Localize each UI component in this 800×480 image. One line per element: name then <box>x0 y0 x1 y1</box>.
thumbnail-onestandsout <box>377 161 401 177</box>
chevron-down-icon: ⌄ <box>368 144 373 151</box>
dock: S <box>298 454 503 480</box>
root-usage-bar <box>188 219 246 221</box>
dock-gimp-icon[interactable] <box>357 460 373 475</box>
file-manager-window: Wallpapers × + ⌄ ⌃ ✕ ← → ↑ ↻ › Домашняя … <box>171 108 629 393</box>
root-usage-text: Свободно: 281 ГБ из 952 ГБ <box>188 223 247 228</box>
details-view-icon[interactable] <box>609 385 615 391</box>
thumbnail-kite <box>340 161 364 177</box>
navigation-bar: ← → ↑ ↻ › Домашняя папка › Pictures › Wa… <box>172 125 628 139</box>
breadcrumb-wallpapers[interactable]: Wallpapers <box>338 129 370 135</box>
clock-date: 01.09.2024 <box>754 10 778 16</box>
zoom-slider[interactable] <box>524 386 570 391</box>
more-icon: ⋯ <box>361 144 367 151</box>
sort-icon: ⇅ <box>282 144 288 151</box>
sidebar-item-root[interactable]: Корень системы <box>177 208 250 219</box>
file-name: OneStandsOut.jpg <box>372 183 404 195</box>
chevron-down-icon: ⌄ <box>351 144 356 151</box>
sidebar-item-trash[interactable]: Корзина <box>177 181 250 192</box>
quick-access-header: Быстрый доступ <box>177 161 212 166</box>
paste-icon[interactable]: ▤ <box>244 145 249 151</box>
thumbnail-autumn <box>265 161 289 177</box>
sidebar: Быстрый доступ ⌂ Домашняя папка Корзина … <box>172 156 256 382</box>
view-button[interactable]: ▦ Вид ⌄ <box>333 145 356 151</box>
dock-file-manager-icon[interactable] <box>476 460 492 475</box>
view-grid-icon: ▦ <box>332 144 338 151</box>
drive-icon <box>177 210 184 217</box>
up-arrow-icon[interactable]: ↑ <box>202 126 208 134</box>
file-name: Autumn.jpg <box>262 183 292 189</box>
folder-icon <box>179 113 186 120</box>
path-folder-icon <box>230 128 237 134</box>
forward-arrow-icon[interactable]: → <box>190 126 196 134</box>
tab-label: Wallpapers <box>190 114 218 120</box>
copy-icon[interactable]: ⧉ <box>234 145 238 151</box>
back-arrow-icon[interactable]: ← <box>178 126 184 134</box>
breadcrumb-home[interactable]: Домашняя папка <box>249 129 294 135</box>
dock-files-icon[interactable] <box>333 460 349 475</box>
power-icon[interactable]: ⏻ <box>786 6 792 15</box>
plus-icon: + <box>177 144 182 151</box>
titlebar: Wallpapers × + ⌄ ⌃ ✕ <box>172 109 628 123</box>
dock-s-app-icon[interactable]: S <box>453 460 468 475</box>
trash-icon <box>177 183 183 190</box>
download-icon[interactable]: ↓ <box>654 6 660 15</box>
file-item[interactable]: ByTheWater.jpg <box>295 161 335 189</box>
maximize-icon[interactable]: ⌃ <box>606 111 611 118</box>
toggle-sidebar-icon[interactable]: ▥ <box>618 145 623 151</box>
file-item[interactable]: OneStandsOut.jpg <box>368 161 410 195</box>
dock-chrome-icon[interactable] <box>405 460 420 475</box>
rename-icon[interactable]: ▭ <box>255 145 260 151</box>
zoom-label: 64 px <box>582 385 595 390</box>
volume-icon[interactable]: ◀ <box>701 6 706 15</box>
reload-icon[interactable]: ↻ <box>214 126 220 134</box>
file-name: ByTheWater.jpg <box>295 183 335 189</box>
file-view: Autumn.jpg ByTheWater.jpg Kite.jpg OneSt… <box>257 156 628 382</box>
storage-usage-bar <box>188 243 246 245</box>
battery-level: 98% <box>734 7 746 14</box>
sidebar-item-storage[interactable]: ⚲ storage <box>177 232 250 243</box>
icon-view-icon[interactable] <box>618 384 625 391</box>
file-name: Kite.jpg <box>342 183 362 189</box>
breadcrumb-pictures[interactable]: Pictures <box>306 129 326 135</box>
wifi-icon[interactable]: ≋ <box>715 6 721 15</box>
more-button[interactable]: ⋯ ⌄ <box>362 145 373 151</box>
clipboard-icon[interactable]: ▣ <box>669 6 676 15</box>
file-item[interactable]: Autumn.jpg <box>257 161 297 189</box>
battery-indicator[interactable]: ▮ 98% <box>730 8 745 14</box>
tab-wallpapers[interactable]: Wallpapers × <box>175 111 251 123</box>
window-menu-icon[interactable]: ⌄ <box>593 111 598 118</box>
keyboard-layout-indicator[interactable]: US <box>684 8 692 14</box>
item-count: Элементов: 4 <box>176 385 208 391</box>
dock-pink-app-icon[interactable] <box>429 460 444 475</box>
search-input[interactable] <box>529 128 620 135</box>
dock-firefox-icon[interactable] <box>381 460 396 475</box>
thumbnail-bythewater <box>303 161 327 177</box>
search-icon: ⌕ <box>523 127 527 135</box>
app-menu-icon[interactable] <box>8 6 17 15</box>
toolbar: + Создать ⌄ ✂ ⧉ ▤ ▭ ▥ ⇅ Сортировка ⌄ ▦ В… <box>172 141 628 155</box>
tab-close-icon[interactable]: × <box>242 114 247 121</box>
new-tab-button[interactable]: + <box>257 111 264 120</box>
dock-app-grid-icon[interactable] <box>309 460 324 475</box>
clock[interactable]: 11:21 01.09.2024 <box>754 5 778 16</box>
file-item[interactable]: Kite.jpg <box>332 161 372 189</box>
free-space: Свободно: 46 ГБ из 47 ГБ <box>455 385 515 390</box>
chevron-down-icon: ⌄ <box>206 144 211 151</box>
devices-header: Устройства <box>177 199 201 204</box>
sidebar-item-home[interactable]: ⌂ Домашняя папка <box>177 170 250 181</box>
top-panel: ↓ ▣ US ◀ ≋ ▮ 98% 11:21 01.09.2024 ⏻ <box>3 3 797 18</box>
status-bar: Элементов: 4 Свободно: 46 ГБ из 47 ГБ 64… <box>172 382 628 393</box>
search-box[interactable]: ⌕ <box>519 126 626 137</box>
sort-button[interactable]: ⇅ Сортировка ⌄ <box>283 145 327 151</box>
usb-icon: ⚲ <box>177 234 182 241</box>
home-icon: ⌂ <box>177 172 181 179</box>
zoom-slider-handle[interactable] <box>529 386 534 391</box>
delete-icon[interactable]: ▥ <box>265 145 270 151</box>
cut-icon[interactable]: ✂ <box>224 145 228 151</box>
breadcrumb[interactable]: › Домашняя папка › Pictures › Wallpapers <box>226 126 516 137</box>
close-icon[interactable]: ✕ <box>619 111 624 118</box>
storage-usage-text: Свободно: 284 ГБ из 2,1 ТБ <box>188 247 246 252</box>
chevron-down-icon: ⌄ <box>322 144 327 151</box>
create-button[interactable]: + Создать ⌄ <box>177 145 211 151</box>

■ ■ ■ ■ ■

■ EXERCISE OBJECTIVE ■
Rewrite the lines above as a JSON list of strings, one string per line, leaving out any blank lines.

■ OUTPUT OF THE TASK ■
[
  "Localize each UI component in this 800×480 image. One line per element: name then <box>x0 y0 x1 y1</box>.",
  "thumbnail-onestandsout <box>377 161 401 177</box>",
  "chevron-down-icon: ⌄ <box>368 144 373 151</box>",
  "dock: S <box>298 454 503 480</box>",
  "root-usage-bar <box>188 219 246 221</box>",
  "dock-gimp-icon[interactable] <box>357 460 373 475</box>",
  "file-manager-window: Wallpapers × + ⌄ ⌃ ✕ ← → ↑ ↻ › Домашняя … <box>171 108 629 393</box>",
  "root-usage-text: Свободно: 281 ГБ из 952 ГБ <box>188 223 247 228</box>",
  "details-view-icon[interactable] <box>609 385 615 391</box>",
  "thumbnail-kite <box>340 161 364 177</box>",
  "navigation-bar: ← → ↑ ↻ › Домашняя папка › Pictures › Wa… <box>172 125 628 139</box>",
  "breadcrumb-wallpapers[interactable]: Wallpapers <box>338 129 370 135</box>",
  "clock-date: 01.09.2024 <box>754 10 778 16</box>",
  "zoom-slider[interactable] <box>524 386 570 391</box>",
  "more-icon: ⋯ <box>361 144 367 151</box>",
  "sort-icon: ⇅ <box>282 144 288 151</box>",
  "sidebar-item-root[interactable]: Корень системы <box>177 208 250 219</box>",
  "file-name: OneStandsOut.jpg <box>372 183 404 195</box>",
  "chevron-down-icon: ⌄ <box>351 144 356 151</box>",
  "sidebar-item-trash[interactable]: Корзина <box>177 181 250 192</box>",
  "quick-access-header: Быстрый доступ <box>177 161 212 166</box>",
  "paste-icon[interactable]: ▤ <box>244 145 249 151</box>",
  "thumbnail-autumn <box>265 161 289 177</box>",
  "sidebar: Быстрый доступ ⌂ Домашняя папка Корзина … <box>172 156 256 382</box>",
  "view-button[interactable]: ▦ Вид ⌄ <box>333 145 356 151</box>",
  "dock-file-manager-icon[interactable] <box>476 460 492 475</box>",
  "view-grid-icon: ▦ <box>332 144 338 151</box>",
  "drive-icon <box>177 210 184 217</box>",
  "up-arrow-icon[interactable]: ↑ <box>202 126 208 134</box>",
  "file-name: Autumn.jpg <box>262 183 292 189</box>",
  "folder-icon <box>179 113 186 120</box>",
  "path-folder-icon <box>230 128 237 134</box>",
  "forward-arrow-icon[interactable]: → <box>190 126 196 134</box>",
  "tab-label: Wallpapers <box>190 114 218 120</box>",
  "copy-icon[interactable]: ⧉ <box>234 145 238 151</box>",
  "back-arrow-icon[interactable]: ← <box>178 126 184 134</box>",
  "breadcrumb-home[interactable]: Домашняя папка <box>249 129 294 135</box>",
  "dock-files-icon[interactable] <box>333 460 349 475</box>",
  "power-icon[interactable]: ⏻ <box>786 6 792 15</box>",
  "plus-icon: + <box>177 144 182 151</box>",
  "titlebar: Wallpapers × + ⌄ ⌃ ✕ <box>172 109 628 123</box>",
  "dock-s-app-icon[interactable]: S <box>453 460 468 475</box>",
  "trash-icon <box>177 183 183 190</box>",
  "download-icon[interactable]: ↓ <box>654 6 660 15</box>",
  "file-item[interactable]: ByTheWater.jpg <box>295 161 335 189</box>",
  "maximize-icon[interactable]: ⌃ <box>606 111 611 118</box>",
  "toggle-sidebar-icon[interactable]: ▥ <box>618 145 623 151</box>",
  "file-item[interactable]: OneStandsOut.jpg <box>368 161 410 195</box>",
  "dock-chrome-icon[interactable] <box>405 460 420 475</box>",
  "rename-icon[interactable]: ▭ <box>255 145 260 151</box>",
  "zoom-label: 64 px <box>582 385 595 390</box>",
  "volume-icon[interactable]: ◀ <box>701 6 706 15</box>",
  "reload-icon[interactable]: ↻ <box>214 126 220 134</box>",
  "file-name: ByTheWater.jpg <box>295 183 335 189</box>",
  "file-view: Autumn.jpg ByTheWater.jpg Kite.jpg OneSt… <box>257 156 628 382</box>",
  "storage-usage-bar <box>188 243 246 245</box>",
  "battery-level: 98% <box>734 7 746 14</box>",
  "sidebar-item-storage[interactable]: ⚲ storage <box>177 232 250 243</box>",
  "icon-view-icon[interactable] <box>618 384 625 391</box>",
  "file-name: Kite.jpg <box>342 183 362 189</box>",
  "breadcrumb-pictures[interactable]: Pictures <box>306 129 326 135</box>",
  "wifi-icon[interactable]: ≋ <box>715 6 721 15</box>",
  "more-button[interactable]: ⋯ ⌄ <box>362 145 373 151</box>",
  "clipboard-icon[interactable]: ▣ <box>669 6 676 15</box>",
  "file-item[interactable]: Autumn.jpg <box>257 161 297 189</box>",
  "battery-indicator[interactable]: ▮ 98% <box>730 8 745 14</box>",
  "tab-wallpapers[interactable]: Wallpapers × <box>175 111 251 123</box>",
  "window-menu-icon[interactable]: ⌄ <box>593 111 598 118</box>",
  "keyboard-layout-indicator[interactable]: US <box>684 8 692 14</box>",
  "item-count: Элементов: 4 <box>176 385 208 391</box>",
  "dock-pink-app-icon[interactable] <box>429 460 444 475</box>",
  "search-input[interactable] <box>529 128 620 135</box>",
  "dock-firefox-icon[interactable] <box>381 460 396 475</box>",
  "thumbnail-bythewater <box>303 161 327 177</box>",
  "search-icon: ⌕ <box>523 127 527 135</box>",
  "app-menu-icon[interactable] <box>8 6 17 15</box>",
  "toolbar: + Создать ⌄ ✂ ⧉ ▤ ▭ ▥ ⇅ Сортировка ⌄ ▦ В… <box>172 141 628 155</box>",
  "tab-close-icon[interactable]: × <box>242 114 247 121</box>",
  "new-tab-button[interactable]: + <box>257 111 264 120</box>",
  "dock-app-grid-icon[interactable] <box>309 460 324 475</box>",
  "clock[interactable]: 11:21 01.09.2024 <box>754 5 778 16</box>",
  "file-item[interactable]: Kite.jpg <box>332 161 372 189</box>",
  "free-space: Свободно: 46 ГБ из 47 ГБ <box>455 385 515 390</box>",
  "chevron-down-icon: ⌄ <box>206 144 211 151</box>",
  "devices-header: Устройства <box>177 199 201 204</box>",
  "sidebar-item-home[interactable]: ⌂ Домашняя папка <box>177 170 250 181</box>",
  "top-panel: ↓ ▣ US ◀ ≋ ▮ 98% 11:21 01.09.2024 ⏻ <box>3 3 797 18</box>",
  "status-bar: Элементов: 4 Свободно: 46 ГБ из 47 ГБ 64… <box>172 382 628 393</box>",
  "search-box[interactable]: ⌕ <box>519 126 626 137</box>",
  "sort-button[interactable]: ⇅ Сортировка ⌄ <box>283 145 327 151</box>",
  "usb-icon: ⚲ <box>177 234 182 241</box>",
  "home-icon: ⌂ <box>177 172 181 179</box>",
  "zoom-slider-handle[interactable] <box>529 386 534 391</box>",
  "delete-icon[interactable]: ▥ <box>265 145 270 151</box>",
  "cut-icon[interactable]: ✂ <box>224 145 228 151</box>",
  "breadcrumb[interactable]: › Домашняя папка › Pictures › Wallpapers <box>226 126 516 137</box>",
  "close-icon[interactable]: ✕ <box>619 111 624 118</box>",
  "storage-usage-text: Свободно: 284 ГБ из 2,1 ТБ <box>188 247 246 252</box>",
  "chevron-down-icon: ⌄ <box>322 144 327 151</box>",
  "create-button[interactable]: + Создать ⌄ <box>177 145 211 151</box>"
]